[Document text]

>> Start

From Casetext: Smarter Legal Research

United States v. Murray

UNITED STATES DISTRICT COURT FOR THE NORTHERN DISTRICT OF CALIFORNIA SAN FRANCISCO DIVISION
Jan 17, 2013
Case No. CR 12-0278 EMC (LB) (N.D. Cal. Jan. 17, 2013)

Opinion

Case No. CR 12-0278 EMC (LB)

01-17-2013

UNITED STATES OF AMERICA, Plaintiff, v. JAMES MURRAY, Defendant.


ORDER


[Re: ECF Nos. 64, 65, 66, 67]


INTRODUCTION

Defendant James Murray filed four discovery motions: (A) a motion for discovery under the criminal rules, Brady v. Maryland, Giglio v. United States, and the Jencks Act, 18 U.S.C. § 3500; (B) a motion for disclosure of the grand jury transcripts; (c) a motion for a bill of particulars and an accounting; and (D) a motion for discovery of prior acts evidence. See ECF Nos. 64, 65, 66, and 67. The government opposed all motions. See ECF Nos. 78, 79, 80, and 81. Mr. Murray did not reply to the oppositions.

The court held a hearing on January 17, 2013 and now denies all four motions and recommends that the district court gear the timing of certain disclosures to a trial date.

STATEMENT

The criminal charges in this case involve alleged wire fraud by James Murray relating to (A) credit card transactions that he processed through a point-of-sale (POS) terminal in his home and (B) a hedge fund called Market Neutral Trading (MNT) that purported to invest in domestic equities. See Superseding Indictment, ECF No. 30, ¶ 7.

The indictment alleges the following about the two alleged schemes to defraud.

As to the credit card transactions, Murray established a merchant account for Jones, Moore, and Associates (JMA), a company that purported to provide audit and accounting services. See id. ¶ 4. He allegedly processed the credit card transactions through the merchant account and then "refunded" them even though he had no funds in the JMA merchant account to cover the refunds. See id. ¶¶ 7, 8(j), 10. (If true, this defrauds the merchant bank – here, Chase Paymentech – because merchant banks credit refunds with the expectation of payment from the business.) There were no funds in the JMA account because Murray transferred the funds to his personal account. See id. ¶¶ 7, 8(j), 10. The wire fraud counts related to the credit card POS scheme are counts one through four. Id. at 7. The indictment also alleges aggravated identify fraud in count eleven relating to the unauthorized use of Lisa B's California driver's license in connection with the wire fraud counts one through four. See id. ¶ 8(c) and 6.

As to the hedge fund, Murray allegedly solicited investors with inflated representations of the fund's historical performance backed up by phony audit reports prepared by JMA. See id. ¶¶ 7, 8(d)-(i), 9. As a result, investors invested over $2.4 million. Id. ¶ 8(i). The wire fraud counts regarding the scheme to defraud the investors are counts five through ten. See id. at 7.

The district court referred all discovery motions to the undersigned on August 27, 2012. See ECF No. 43. The court held a hearing on January 17, 2013.

>> End

[Exercise 1] Repeat the records exactly as they appear, from their first line through the line that contains "434, 640, 445]".

[Data supplied]
>> Start

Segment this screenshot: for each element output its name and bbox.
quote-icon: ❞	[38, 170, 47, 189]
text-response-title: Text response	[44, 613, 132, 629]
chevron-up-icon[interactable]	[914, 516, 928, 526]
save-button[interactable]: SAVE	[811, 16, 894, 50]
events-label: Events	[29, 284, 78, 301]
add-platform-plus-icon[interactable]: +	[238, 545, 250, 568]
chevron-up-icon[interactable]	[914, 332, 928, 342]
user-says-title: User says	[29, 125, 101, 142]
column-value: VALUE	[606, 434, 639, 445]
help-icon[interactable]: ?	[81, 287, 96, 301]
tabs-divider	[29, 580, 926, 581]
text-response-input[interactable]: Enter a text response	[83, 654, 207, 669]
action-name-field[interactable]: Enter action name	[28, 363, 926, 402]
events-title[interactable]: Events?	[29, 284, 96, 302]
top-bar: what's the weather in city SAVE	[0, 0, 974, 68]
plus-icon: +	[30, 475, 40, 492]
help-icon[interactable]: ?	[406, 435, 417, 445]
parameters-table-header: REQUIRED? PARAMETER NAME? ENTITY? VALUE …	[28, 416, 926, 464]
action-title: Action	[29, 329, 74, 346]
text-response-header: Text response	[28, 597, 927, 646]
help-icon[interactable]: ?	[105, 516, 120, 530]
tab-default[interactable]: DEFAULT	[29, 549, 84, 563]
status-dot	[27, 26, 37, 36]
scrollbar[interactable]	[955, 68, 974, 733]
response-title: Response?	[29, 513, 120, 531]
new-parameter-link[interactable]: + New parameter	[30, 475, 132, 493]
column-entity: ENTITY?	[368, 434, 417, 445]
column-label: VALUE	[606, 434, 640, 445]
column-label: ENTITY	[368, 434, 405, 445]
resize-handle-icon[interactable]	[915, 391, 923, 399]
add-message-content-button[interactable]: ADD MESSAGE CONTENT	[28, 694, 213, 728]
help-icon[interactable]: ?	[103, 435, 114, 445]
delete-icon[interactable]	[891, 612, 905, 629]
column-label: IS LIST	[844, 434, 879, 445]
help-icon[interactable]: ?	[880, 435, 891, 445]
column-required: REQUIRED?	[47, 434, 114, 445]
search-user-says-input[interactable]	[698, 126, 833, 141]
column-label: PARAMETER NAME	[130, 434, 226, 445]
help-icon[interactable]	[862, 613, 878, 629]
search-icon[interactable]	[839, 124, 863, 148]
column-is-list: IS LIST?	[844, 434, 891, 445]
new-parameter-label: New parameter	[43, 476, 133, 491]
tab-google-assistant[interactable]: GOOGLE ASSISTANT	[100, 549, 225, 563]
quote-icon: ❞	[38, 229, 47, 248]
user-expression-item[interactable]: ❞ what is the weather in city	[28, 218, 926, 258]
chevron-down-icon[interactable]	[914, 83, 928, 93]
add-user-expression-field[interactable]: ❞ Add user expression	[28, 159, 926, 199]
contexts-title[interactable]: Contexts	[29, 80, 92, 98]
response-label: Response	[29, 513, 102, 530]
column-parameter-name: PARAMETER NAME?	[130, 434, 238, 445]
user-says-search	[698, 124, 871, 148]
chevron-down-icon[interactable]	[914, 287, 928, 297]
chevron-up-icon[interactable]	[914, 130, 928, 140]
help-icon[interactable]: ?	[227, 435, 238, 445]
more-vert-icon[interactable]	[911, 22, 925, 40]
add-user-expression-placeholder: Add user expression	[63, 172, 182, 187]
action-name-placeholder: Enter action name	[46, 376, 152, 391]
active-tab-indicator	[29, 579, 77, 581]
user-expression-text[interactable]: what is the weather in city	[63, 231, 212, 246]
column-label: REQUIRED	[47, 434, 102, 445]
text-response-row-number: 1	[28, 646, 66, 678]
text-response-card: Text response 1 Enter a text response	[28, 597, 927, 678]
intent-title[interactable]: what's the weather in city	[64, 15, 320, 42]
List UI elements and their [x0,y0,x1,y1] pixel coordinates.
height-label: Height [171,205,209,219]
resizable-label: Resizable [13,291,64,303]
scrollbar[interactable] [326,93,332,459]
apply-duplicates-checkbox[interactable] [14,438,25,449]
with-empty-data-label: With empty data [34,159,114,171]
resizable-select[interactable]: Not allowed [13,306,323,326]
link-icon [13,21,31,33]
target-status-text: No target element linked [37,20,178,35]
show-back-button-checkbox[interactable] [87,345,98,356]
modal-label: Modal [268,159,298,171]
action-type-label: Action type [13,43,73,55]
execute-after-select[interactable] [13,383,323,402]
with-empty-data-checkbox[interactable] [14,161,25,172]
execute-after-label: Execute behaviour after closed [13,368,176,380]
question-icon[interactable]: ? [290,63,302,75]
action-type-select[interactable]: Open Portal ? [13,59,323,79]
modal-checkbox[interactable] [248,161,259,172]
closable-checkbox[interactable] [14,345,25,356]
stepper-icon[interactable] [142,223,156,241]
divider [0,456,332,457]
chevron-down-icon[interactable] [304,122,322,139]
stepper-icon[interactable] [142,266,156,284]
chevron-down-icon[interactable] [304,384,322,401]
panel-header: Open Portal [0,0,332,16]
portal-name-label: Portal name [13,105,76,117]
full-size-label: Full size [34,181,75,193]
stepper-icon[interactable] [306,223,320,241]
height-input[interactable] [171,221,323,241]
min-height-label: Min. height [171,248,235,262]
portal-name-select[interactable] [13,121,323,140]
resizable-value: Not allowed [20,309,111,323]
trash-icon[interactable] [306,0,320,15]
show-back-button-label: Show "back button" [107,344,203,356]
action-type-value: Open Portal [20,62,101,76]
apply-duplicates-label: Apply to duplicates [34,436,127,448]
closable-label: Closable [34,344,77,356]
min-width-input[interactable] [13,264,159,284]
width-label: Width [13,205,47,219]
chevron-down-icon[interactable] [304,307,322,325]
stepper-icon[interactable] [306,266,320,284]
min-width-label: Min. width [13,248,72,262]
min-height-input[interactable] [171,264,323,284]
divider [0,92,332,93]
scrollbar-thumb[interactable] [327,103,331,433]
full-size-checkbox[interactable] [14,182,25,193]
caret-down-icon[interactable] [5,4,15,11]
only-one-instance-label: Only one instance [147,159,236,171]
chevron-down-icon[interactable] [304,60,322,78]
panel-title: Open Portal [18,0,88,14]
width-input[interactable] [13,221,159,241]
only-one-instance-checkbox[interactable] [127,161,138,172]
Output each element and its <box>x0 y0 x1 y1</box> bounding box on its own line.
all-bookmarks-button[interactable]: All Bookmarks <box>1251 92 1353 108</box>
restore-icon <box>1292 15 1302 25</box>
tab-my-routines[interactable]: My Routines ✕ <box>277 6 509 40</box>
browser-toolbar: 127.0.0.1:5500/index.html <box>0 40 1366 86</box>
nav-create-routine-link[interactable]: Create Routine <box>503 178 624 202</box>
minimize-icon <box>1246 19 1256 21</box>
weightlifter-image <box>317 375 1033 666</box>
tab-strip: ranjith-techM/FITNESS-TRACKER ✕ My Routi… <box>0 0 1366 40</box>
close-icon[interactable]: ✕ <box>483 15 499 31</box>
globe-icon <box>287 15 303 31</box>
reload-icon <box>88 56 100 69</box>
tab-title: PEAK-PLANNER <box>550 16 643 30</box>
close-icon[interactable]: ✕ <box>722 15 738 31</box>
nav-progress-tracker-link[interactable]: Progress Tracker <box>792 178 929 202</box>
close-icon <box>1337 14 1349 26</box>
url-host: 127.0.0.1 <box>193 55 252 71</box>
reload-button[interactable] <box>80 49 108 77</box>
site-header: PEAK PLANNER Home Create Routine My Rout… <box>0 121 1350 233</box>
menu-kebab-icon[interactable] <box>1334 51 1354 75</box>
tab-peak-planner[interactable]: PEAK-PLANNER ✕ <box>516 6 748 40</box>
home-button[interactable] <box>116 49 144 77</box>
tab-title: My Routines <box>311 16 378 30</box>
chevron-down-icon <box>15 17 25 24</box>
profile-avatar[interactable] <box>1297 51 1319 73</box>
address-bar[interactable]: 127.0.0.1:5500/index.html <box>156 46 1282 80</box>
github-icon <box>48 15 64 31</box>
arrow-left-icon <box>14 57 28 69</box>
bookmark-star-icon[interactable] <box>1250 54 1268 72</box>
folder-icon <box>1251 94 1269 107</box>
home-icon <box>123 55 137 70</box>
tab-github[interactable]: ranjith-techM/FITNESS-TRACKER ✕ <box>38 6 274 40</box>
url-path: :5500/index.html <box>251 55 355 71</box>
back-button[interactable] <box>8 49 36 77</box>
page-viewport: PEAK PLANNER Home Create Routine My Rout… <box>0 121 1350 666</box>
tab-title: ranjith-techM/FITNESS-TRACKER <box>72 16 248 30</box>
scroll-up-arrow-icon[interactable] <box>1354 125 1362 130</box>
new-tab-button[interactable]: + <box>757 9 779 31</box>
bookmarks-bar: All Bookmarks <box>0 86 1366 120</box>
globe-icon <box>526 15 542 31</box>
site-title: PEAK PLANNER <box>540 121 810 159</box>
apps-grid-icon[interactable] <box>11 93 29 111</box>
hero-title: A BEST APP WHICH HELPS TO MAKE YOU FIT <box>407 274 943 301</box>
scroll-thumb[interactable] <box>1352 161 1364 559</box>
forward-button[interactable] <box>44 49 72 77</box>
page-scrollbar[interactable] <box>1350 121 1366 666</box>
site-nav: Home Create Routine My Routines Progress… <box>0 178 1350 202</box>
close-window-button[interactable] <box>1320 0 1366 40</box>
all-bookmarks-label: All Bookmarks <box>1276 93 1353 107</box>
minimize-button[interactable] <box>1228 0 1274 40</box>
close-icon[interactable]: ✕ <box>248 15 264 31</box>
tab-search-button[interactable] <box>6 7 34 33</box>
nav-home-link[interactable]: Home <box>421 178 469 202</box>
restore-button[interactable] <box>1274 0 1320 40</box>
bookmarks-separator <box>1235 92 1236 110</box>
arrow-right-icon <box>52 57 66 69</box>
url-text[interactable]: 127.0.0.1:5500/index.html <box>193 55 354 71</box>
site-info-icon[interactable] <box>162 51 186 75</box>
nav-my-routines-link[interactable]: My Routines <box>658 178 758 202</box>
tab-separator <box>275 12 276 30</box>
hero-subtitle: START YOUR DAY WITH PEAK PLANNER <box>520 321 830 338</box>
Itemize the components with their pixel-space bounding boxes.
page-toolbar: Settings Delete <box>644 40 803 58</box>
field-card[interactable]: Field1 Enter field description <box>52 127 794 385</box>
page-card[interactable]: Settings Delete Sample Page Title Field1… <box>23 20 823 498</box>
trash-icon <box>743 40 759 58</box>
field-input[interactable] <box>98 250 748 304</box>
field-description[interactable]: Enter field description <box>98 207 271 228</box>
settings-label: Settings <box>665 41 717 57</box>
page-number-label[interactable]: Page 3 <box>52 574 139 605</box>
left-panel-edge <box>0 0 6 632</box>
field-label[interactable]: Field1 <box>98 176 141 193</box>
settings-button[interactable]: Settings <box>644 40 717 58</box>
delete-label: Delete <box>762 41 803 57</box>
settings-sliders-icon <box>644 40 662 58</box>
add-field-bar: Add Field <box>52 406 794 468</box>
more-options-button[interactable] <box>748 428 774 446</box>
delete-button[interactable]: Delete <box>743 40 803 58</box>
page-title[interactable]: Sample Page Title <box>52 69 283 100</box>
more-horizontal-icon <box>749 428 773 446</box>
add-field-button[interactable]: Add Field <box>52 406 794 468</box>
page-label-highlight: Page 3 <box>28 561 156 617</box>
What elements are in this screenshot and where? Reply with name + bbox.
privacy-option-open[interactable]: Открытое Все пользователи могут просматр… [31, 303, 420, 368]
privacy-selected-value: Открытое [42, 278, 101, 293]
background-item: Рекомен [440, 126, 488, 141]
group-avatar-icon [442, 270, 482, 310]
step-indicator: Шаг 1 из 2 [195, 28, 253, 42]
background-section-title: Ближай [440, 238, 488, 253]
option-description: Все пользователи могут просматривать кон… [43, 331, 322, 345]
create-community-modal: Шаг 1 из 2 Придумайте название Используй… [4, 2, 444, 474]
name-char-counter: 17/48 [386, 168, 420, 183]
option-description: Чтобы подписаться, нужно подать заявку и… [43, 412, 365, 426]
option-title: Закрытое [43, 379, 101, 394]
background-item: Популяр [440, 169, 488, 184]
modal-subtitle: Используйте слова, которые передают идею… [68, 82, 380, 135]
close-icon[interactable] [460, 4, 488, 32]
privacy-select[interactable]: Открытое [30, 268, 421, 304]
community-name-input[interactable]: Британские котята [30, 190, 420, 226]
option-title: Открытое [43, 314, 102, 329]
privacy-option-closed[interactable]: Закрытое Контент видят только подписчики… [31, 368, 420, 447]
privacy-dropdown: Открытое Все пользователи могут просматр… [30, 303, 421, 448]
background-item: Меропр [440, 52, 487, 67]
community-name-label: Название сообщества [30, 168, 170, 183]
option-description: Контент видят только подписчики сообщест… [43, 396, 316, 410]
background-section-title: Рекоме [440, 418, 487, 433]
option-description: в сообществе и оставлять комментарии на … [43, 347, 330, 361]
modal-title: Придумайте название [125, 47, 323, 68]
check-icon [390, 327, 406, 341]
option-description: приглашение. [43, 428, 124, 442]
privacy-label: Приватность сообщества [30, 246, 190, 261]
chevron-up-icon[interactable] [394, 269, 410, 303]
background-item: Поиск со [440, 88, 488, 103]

>> End

[Exercise 2] Reproduce the text of the court order in United States v. Murray exactly, from "As to the hedge" to "See id. at 7.".

[Worked solution 1]
Segment this screenshot: for each element output its name and bbox.
quote-icon: ❞	[38, 170, 47, 189]
text-response-title: Text response	[44, 613, 132, 629]
chevron-up-icon[interactable]	[914, 516, 928, 526]
save-button[interactable]: SAVE	[811, 16, 894, 50]
events-label: Events	[29, 284, 78, 301]
add-platform-plus-icon[interactable]: +	[238, 545, 250, 568]
chevron-up-icon[interactable]	[914, 332, 928, 342]
user-says-title: User says	[29, 125, 101, 142]
column-value: VALUE	[606, 434, 639, 445]
help-icon[interactable]: ?	[81, 287, 96, 301]
tabs-divider	[29, 580, 926, 581]
text-response-input[interactable]: Enter a text response	[83, 654, 207, 669]
action-name-field[interactable]: Enter action name	[28, 363, 926, 402]
events-title[interactable]: Events?	[29, 284, 96, 302]
top-bar: what's the weather in city SAVE	[0, 0, 974, 68]
plus-icon: +	[30, 475, 40, 492]
help-icon[interactable]: ?	[406, 435, 417, 445]
parameters-table-header: REQUIRED? PARAMETER NAME? ENTITY? VALUE …	[28, 416, 926, 464]
action-title: Action	[29, 329, 74, 346]
text-response-header: Text response	[28, 597, 927, 646]
help-icon[interactable]: ?	[105, 516, 120, 530]
tab-default[interactable]: DEFAULT	[29, 549, 84, 563]
status-dot	[27, 26, 37, 36]
scrollbar[interactable]	[955, 68, 974, 733]
response-title: Response?	[29, 513, 120, 531]
new-parameter-link[interactable]: + New parameter	[30, 475, 132, 493]
column-entity: ENTITY?	[368, 434, 417, 445]
column-label: VALUE	[606, 434, 640, 445]

[Worked solution 2]
As to the hedge fund, Murray allegedly solicited investors with inflated representations of the fund's historical performance backed up by phony audit reports prepared by JMA. See id. ¶¶ 7, 8(d)-(i), 9. As a result, investors invested over $2.4 million. Id. ¶ 8(i). The wire fraud counts regarding the scheme to defraud the investors are counts five through ten. See id. at 7.